Repeat the records below exactly, leaving out any pictures.

Records excerpted from a collection:
★ ★ ★ ★ ★

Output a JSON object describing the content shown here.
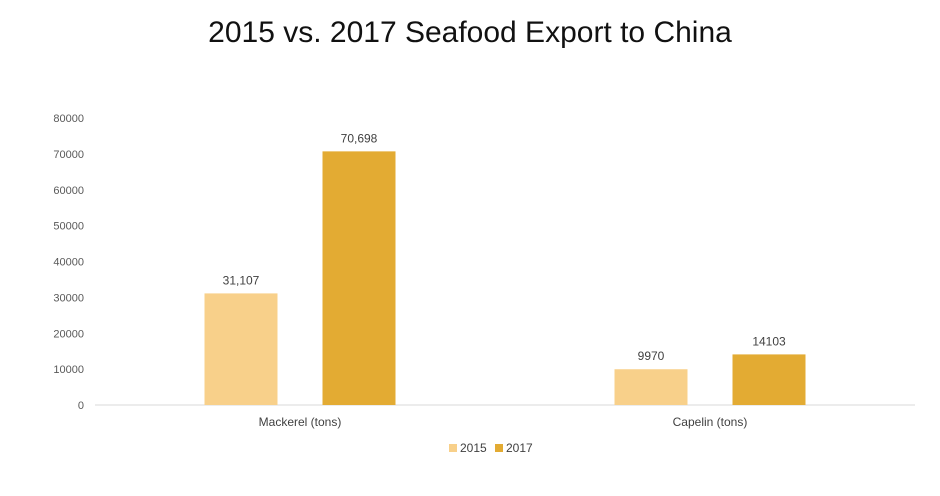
{
  "chart_data": {
    "type": "bar",
    "title": "2015 vs. 2017 Seafood Export to China",
    "xlabel": "",
    "ylabel": "",
    "categories": [
      "Mackerel (tons)",
      "Capelin (tons)"
    ],
    "series": [
      {
        "name": "2015",
        "values": [
          31107,
          9970
        ],
        "labels": [
          "31,107",
          "9970"
        ],
        "color": "#f8d08a"
      },
      {
        "name": "2017",
        "values": [
          70698,
          14103
        ],
        "labels": [
          "70,698",
          "14103"
        ],
        "color": "#e3ab33"
      }
    ],
    "ylim": [
      0,
      80000
    ],
    "yticks": [
      "0",
      "10000",
      "20000",
      "30000",
      "40000",
      "50000",
      "60000",
      "70000",
      "80000"
    ],
    "grid": false,
    "legend": "bottom"
  }
}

★ ★ ★ ★ ★

### WRITTEN RESPONSE
Output a JSON object describing the content shown here.
{
  "chart_data": {
    "type": "bar",
    "title": "2015 vs. 2017 Seafood Export to China",
    "xlabel": "",
    "ylabel": "",
    "categories": [
      "Mackerel (tons)",
      "Capelin (tons)"
    ],
    "series": [
      {
        "name": "2015",
        "values": [
          31107,
          9970
        ],
        "labels": [
          "31,107",
          "9970"
        ],
        "color": "#f8d08a"
      },
      {
        "name": "2017",
        "values": [
          70698,
          14103
        ],
        "labels": [
          "70,698",
          "14103"
        ],
        "color": "#e3ab33"
      }
    ],
    "ylim": [
      0,
      80000
    ],
    "yticks": [
      "0",
      "10000",
      "20000",
      "30000",
      "40000",
      "50000",
      "60000",
      "70000",
      "80000"
    ],
    "grid": false,
    "legend": "bottom"
  }
}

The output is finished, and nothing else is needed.